## Exercise instructions
Rewrite the passage on prejudice, starting with "Prejudice is prejudice." and going on through "that’s the case.", substituting "biases" for "prejudices".

---------- Passage provided

Prejudice is prejudice. But prejudices are used by every human alive. Sometimes for good. Sometimes for evil.
“I didn’t want that shady, sketchy looking dude in my backyard mowing my lawn, cleaning my pool, baby-sitting my children, doing my taxes.” Our lived experiences inform our respective prejudices. Sketchy-looking to some may mean face tattoos and gunshot wound scars. To others it may mean wearing a suit and tie. And to others still, like myself, it means not fully trusting anyone wearing a badge, carrying a gun, pepper spray, and handcuffs. Are our prejudices sometimes wrong and sometimes employed un-righteously? Absolutely. Is it anyone’s prerogative to guess at the moral character of another person based on a few superficial and specious observations? Lord help us if that’s the case.
Take “On the Media,” for example, a show broadcast on NPR. In the episode entitled “I’m No Expert,” it addressed the Joe Rogan boycott. They had exactly one person defend him for a very short portion of the episode. The rest of the time they spent bashing him in very astute, authoritative, almost academic language.
At one point the show’s host asks a guest, “How do you solve a problem like Joe Rogan?,” begging the question that Rogan is in fact some sort of a problem which needs solving.

--------------------
---------- Supplied information

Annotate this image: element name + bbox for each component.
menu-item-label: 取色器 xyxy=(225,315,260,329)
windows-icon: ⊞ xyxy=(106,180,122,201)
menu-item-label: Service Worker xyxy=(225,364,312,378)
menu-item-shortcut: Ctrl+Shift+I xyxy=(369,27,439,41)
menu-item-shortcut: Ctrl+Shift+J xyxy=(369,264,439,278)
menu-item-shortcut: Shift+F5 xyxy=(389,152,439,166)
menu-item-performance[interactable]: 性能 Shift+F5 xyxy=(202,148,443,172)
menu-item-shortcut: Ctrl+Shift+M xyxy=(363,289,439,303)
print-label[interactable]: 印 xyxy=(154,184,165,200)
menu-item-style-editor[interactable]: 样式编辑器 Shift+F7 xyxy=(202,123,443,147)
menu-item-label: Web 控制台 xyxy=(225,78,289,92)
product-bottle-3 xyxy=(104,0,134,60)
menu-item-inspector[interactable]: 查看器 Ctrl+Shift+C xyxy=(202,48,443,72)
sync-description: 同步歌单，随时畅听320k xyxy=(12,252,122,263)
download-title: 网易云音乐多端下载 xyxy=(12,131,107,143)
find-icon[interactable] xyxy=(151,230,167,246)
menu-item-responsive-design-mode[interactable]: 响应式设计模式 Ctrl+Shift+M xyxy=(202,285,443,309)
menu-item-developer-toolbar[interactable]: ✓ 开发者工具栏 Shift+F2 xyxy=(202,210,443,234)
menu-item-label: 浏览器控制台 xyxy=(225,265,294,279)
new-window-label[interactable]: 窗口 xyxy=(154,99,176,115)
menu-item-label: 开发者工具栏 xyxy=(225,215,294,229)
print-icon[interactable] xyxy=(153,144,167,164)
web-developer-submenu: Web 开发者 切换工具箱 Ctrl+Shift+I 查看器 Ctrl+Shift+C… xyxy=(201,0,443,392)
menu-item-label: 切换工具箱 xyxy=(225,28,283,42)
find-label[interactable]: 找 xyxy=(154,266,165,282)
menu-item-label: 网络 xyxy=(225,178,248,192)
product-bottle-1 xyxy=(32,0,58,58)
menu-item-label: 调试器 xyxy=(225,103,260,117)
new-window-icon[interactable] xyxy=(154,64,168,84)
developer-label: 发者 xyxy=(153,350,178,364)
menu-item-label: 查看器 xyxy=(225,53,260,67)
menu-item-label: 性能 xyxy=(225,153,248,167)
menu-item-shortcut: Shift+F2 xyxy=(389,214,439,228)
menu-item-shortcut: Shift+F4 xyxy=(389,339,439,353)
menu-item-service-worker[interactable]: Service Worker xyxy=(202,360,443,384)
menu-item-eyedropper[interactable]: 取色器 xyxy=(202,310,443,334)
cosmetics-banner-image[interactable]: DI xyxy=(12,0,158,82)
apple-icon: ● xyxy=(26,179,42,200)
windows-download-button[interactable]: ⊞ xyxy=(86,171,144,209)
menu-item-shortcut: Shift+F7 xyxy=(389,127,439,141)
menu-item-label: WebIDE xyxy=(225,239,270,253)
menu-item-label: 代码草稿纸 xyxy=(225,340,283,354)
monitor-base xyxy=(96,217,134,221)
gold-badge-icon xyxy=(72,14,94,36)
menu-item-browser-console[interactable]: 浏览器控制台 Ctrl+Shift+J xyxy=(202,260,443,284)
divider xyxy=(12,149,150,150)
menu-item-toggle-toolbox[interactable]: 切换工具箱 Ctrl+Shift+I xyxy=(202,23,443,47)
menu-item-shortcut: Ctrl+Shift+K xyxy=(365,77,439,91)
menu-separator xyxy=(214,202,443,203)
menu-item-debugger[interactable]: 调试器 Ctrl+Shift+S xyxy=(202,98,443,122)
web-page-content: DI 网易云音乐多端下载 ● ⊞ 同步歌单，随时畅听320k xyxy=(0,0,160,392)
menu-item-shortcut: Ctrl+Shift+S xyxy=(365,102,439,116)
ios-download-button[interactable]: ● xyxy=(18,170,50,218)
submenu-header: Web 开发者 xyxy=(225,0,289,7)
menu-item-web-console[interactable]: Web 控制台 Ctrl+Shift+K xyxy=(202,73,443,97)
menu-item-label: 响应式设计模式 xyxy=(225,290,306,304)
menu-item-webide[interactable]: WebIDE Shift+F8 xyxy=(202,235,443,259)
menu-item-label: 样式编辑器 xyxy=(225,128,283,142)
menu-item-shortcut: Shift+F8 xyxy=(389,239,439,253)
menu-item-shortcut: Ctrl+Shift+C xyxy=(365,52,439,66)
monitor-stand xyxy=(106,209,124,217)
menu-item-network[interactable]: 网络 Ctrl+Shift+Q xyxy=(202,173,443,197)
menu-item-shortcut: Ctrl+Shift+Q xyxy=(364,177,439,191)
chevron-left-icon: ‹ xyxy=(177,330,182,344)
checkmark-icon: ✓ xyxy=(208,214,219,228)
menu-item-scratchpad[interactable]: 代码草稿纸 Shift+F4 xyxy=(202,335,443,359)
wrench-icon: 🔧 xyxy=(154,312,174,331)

--------------------

## Finished task
Prejudice is prejudice. But biases are used by every human alive. Sometimes for good. Sometimes for evil.
“I didn’t want that shady, sketchy looking dude in my backyard mowing my lawn, cleaning my pool, baby-sitting my children, doing my taxes.” Our lived experiences inform our respective biases. Sketchy-looking to some may mean face tattoos and gunshot wound scars. To others it may mean wearing a suit and tie. And to others still, like myself, it means not fully trusting anyone wearing a badge, carrying a gun, pepper spray, and handcuffs. Are our biases sometimes wrong and sometimes employed un-righteously? Absolutely. Is it anyone’s prerogative to guess at the moral character of another person based on a few superficial and specious observations? Lord help us if that’s the case.